**What the task asks:** Reproduce all records verbatim.

[Collected data]
::::::::
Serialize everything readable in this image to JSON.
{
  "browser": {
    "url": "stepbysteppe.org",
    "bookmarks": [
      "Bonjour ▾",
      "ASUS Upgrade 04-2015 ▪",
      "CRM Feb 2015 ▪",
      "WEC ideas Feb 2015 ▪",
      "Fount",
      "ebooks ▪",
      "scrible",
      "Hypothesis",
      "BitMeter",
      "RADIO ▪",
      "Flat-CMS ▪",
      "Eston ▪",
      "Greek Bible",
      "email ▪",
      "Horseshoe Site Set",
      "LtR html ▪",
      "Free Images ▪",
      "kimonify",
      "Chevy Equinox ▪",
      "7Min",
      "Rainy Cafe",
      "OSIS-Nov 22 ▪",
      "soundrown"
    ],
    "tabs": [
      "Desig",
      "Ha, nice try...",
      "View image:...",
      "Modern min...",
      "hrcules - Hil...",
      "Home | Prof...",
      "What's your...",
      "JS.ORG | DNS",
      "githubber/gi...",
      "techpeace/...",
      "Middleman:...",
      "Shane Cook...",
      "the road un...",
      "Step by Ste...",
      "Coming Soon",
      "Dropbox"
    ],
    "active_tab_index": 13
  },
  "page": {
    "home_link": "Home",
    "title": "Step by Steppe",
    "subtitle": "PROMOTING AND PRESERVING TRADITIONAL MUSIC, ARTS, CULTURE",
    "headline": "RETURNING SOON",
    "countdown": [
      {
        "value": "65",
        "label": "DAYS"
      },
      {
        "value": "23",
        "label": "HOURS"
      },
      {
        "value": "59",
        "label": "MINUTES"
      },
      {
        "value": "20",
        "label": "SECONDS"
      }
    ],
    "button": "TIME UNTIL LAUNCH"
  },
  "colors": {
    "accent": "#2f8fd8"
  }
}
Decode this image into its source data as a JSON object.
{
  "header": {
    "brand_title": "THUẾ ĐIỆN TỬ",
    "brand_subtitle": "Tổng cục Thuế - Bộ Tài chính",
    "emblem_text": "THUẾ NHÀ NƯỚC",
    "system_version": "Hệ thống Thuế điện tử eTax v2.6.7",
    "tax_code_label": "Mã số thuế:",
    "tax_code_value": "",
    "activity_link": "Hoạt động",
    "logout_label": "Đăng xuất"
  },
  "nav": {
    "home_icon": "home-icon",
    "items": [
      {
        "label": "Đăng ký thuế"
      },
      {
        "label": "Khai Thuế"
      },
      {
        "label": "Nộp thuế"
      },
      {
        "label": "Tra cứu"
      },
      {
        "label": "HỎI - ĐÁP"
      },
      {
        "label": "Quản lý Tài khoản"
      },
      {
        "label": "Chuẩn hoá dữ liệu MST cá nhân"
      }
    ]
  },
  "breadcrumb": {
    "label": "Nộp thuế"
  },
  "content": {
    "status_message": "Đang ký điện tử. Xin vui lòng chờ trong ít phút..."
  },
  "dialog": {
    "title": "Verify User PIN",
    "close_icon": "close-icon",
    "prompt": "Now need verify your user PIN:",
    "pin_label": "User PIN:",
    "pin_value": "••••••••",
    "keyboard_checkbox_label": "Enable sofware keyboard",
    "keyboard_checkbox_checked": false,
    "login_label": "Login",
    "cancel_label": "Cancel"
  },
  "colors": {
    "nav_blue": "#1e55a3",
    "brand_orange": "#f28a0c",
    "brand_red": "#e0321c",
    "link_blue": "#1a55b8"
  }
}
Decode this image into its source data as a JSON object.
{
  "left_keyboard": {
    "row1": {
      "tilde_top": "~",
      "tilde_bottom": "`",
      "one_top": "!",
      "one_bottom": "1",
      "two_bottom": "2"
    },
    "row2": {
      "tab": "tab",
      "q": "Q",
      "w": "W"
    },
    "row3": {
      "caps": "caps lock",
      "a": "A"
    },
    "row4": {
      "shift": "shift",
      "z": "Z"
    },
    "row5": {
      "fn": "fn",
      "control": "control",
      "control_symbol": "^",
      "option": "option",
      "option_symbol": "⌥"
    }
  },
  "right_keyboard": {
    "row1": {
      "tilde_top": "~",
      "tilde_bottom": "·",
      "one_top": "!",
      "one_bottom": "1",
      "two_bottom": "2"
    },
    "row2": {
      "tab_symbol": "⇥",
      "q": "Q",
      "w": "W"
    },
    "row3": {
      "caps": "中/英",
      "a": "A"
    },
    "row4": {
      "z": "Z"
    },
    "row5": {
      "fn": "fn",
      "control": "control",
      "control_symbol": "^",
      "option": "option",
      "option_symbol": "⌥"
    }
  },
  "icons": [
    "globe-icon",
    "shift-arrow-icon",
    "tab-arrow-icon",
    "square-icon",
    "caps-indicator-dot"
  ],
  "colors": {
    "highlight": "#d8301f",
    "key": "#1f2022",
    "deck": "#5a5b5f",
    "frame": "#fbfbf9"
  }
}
::::::::
**Response:**
Serialize everything readable in this image to JSON.
{
  "browser": {
    "url": "stepbysteppe.org",
    "bookmarks": [
      "Bonjour ▾",
      "ASUS Upgrade 04-2015 ▪",
      "CRM Feb 2015 ▪",
      "WEC ideas Feb 2015 ▪",
      "Fount",
      "ebooks ▪",
      "scrible",
      "Hypothesis",
      "BitMeter",
      "RADIO ▪",
      "Flat-CMS ▪",
      "Eston ▪",
      "Greek Bible",
      "email ▪",
      "Horseshoe Site Set",
      "LtR html ▪",
      "Free Images ▪",
      "kimonify",
      "Chevy Equinox ▪",
      "7Min",
      "Rainy Cafe",
      "OSIS-Nov 22 ▪",
      "soundrown"
    ],
    "tabs": [
      "Desig",
      "Ha, nice try...",
      "View image:...",
      "Modern min...",
      "hrcules - Hil...",
      "Home | Prof...",
      "What's your...",
      "JS.ORG | DNS",
      "githubber/gi...",
      "techpeace/...",
      "Middleman:...",
      "Shane Cook...",
      "the road un...",
      "Step by Ste...",
      "Coming Soon",
      "Dropbox"
    ],
    "active_tab_index": 13
  },
  "page": {
    "home_link": "Home",
    "title": "Step by Steppe",
    "subtitle": "PROMOTING AND PRESERVING TRADITIONAL MUSIC, ARTS, CULTURE",
    "headline": "RETURNING SOON",
    "countdown": [
      {
        "value": "65",
        "label": "DAYS"
      },
      {
        "value": "23",
        "label": "HOURS"
      },
      {
        "value": "59",
        "label": "MINUTES"
      },
      {
        "value": "20",
        "label": "SECONDS"
      }
    ],
    "button": "TIME UNTIL LAUNCH"
  },
  "colors": {
    "accent": "#2f8fd8"
  }
}
Decode this image into its source data as a JSON object.
{
  "header": {
    "brand_title": "THUẾ ĐIỆN TỬ",
    "brand_subtitle": "Tổng cục Thuế - Bộ Tài chính",
    "emblem_text": "THUẾ NHÀ NƯỚC",
    "system_version": "Hệ thống Thuế điện tử eTax v2.6.7",
    "tax_code_label": "Mã số thuế:",
    "tax_code_value": "",
    "activity_link": "Hoạt động",
    "logout_label": "Đăng xuất"
  },
  "nav": {
    "home_icon": "home-icon",
    "items": [
      {
        "label": "Đăng ký thuế"
      },
      {
        "label": "Khai Thuế"
      },
      {
        "label": "Nộp thuế"
      },
      {
        "label": "Tra cứu"
      },
      {
        "label": "HỎI - ĐÁP"
      },
      {
        "label": "Quản lý Tài khoản"
      },
      {
        "label": "Chuẩn hoá dữ liệu MST cá nhân"
      }
    ]
  },
  "breadcrumb": {
    "label": "Nộp thuế"
  },
  "content": {
    "status_message": "Đang ký điện tử. Xin vui lòng chờ trong ít phút..."
  },
  "dialog": {
    "title": "Verify User PIN",
    "close_icon": "close-icon",
    "prompt": "Now need verify your user PIN:",
    "pin_label": "User PIN:",
    "pin_value": "••••••••",
    "keyboard_checkbox_label": "Enable sofware keyboard",
    "keyboard_checkbox_checked": false,
    "login_label": "Login",
    "cancel_label": "Cancel"
  },
  "colors": {
    "nav_blue": "#1e55a3",
    "brand_orange": "#f28a0c",
    "brand_red": "#e0321c",
    "link_blue": "#1a55b8"
  }
}
Decode this image into its source data as a JSON object.
{
  "left_keyboard": {
    "row1": {
      "tilde_top": "~",
      "tilde_bottom": "`",
      "one_top": "!",
      "one_bottom": "1",
      "two_bottom": "2"
    },
    "row2": {
      "tab": "tab",
      "q": "Q",
      "w": "W"
    },
    "row3": {
      "caps": "caps lock",
      "a": "A"
    },
    "row4": {
      "shift": "shift",
      "z": "Z"
    },
    "row5": {
      "fn": "fn",
      "control": "control",
      "control_symbol": "^",
      "option": "option",
      "option_symbol": "⌥"
    }
  },
  "right_keyboard": {
    "row1": {
      "tilde_top": "~",
      "tilde_bottom": "·",
      "one_top": "!",
      "one_bottom": "1",
      "two_bottom": "2"
    },
    "row2": {
      "tab_symbol": "⇥",
      "q": "Q",
      "w": "W"
    },
    "row3": {
      "caps": "中/英",
      "a": "A"
    },
    "row4": {
      "z": "Z"
    },
    "row5": {
      "fn": "fn",
      "control": "control",
      "control_symbol": "^",
      "option": "option",
      "option_symbol": "⌥"
    }
  },
  "icons": [
    "globe-icon",
    "shift-arrow-icon",
    "tab-arrow-icon",
    "square-icon",
    "caps-indicator-dot"
  ],
  "colors": {
    "highlight": "#d8301f",
    "key": "#1f2022",
    "deck": "#5a5b5f",
    "frame": "#fbfbf9"
  }
}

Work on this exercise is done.